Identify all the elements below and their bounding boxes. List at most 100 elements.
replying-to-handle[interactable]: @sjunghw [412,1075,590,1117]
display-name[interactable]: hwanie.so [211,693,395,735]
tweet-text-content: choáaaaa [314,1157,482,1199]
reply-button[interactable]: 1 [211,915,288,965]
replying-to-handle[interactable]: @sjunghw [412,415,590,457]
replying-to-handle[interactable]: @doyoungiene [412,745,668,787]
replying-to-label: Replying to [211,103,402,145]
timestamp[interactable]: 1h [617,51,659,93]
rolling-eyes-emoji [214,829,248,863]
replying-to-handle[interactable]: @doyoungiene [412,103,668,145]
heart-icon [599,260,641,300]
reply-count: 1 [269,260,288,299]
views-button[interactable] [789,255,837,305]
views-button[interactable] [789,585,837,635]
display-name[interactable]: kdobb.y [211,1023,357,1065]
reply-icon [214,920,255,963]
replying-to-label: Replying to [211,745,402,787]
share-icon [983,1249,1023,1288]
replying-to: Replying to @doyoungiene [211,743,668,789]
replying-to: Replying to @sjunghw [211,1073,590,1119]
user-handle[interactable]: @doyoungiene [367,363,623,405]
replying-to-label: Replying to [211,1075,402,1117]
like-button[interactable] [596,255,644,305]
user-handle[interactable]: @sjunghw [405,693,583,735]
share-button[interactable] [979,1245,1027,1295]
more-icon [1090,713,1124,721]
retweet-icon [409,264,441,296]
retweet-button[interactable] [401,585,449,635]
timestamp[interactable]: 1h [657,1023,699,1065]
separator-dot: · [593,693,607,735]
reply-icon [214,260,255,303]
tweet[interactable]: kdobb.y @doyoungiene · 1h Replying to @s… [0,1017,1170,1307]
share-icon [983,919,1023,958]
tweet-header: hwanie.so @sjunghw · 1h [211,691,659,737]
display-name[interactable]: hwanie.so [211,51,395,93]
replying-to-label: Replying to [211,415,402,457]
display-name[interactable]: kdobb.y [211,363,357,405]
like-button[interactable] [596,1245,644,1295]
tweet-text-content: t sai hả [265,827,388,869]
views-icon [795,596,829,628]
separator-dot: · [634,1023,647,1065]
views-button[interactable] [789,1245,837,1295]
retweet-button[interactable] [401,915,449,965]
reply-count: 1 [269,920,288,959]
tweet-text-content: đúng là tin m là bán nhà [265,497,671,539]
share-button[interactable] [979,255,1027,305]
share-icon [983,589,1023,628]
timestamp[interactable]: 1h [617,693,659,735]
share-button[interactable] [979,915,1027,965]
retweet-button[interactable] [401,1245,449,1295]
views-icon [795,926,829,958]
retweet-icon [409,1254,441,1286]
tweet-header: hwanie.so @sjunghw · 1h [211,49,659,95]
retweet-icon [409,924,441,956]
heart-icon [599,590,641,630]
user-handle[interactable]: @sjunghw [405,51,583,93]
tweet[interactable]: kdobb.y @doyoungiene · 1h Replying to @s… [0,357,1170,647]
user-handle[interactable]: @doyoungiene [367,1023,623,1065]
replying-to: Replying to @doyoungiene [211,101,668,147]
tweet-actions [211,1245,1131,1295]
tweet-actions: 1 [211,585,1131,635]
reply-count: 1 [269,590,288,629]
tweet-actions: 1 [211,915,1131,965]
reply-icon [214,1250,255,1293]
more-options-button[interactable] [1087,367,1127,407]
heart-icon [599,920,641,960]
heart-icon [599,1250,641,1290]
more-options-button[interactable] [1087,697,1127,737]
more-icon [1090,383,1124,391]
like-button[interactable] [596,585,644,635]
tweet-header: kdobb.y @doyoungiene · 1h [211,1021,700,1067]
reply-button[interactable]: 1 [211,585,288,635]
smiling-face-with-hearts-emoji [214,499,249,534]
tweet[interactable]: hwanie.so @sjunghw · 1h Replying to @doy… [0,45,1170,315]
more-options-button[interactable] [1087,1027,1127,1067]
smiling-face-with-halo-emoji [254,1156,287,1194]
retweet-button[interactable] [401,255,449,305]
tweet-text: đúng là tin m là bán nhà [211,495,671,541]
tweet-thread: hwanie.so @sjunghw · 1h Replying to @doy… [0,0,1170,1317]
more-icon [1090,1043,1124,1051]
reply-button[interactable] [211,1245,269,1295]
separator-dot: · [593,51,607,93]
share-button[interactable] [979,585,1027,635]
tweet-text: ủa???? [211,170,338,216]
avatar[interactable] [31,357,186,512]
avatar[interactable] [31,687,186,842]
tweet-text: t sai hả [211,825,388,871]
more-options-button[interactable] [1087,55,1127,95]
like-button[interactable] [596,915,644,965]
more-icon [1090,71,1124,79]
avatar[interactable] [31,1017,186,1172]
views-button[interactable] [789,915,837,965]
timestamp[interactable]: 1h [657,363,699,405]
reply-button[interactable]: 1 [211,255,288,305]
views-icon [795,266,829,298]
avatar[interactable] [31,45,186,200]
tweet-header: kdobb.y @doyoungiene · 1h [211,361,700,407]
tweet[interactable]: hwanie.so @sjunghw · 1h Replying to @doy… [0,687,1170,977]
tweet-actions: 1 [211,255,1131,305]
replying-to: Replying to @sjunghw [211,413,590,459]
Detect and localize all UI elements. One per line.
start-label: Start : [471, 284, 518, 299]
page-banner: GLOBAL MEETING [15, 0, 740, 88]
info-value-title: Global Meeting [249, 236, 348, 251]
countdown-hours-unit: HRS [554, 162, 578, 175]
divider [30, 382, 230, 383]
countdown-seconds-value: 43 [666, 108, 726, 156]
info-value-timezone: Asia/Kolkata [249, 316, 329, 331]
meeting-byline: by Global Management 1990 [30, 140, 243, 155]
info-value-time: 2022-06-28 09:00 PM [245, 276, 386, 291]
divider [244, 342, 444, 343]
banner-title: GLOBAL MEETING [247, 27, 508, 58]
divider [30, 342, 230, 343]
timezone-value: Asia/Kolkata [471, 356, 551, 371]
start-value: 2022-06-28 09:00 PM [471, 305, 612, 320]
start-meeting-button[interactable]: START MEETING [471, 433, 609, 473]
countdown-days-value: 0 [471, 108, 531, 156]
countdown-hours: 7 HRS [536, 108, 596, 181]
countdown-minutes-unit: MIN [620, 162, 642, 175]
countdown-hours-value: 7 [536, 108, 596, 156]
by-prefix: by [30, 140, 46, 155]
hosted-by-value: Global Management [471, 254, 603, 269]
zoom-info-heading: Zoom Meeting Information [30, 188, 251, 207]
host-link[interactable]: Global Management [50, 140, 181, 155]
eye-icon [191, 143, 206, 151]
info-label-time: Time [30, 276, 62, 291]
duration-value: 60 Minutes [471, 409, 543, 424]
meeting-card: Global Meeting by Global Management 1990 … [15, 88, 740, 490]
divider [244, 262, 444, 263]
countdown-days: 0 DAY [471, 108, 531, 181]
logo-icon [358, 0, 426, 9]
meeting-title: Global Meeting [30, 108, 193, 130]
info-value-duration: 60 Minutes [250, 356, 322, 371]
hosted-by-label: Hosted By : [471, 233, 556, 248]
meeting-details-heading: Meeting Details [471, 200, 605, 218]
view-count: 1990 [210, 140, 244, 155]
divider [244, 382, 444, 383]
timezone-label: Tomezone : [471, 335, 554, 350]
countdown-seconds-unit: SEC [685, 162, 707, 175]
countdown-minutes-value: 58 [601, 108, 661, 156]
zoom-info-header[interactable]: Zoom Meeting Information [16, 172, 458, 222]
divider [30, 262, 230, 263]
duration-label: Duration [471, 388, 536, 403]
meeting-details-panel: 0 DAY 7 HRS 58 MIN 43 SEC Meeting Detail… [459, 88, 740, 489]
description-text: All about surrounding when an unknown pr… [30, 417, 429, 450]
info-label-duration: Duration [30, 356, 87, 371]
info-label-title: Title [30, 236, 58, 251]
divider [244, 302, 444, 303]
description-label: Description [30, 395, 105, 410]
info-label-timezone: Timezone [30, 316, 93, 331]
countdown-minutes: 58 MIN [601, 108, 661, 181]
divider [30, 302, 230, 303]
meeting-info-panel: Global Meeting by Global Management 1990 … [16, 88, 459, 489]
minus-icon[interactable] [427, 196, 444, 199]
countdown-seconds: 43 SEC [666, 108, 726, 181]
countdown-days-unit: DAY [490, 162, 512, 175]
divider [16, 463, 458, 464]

+--

Written request:
Count the lines in the data that contain the string "timezone", with case counting. Reply with the number alone.

Response to this exercise:
4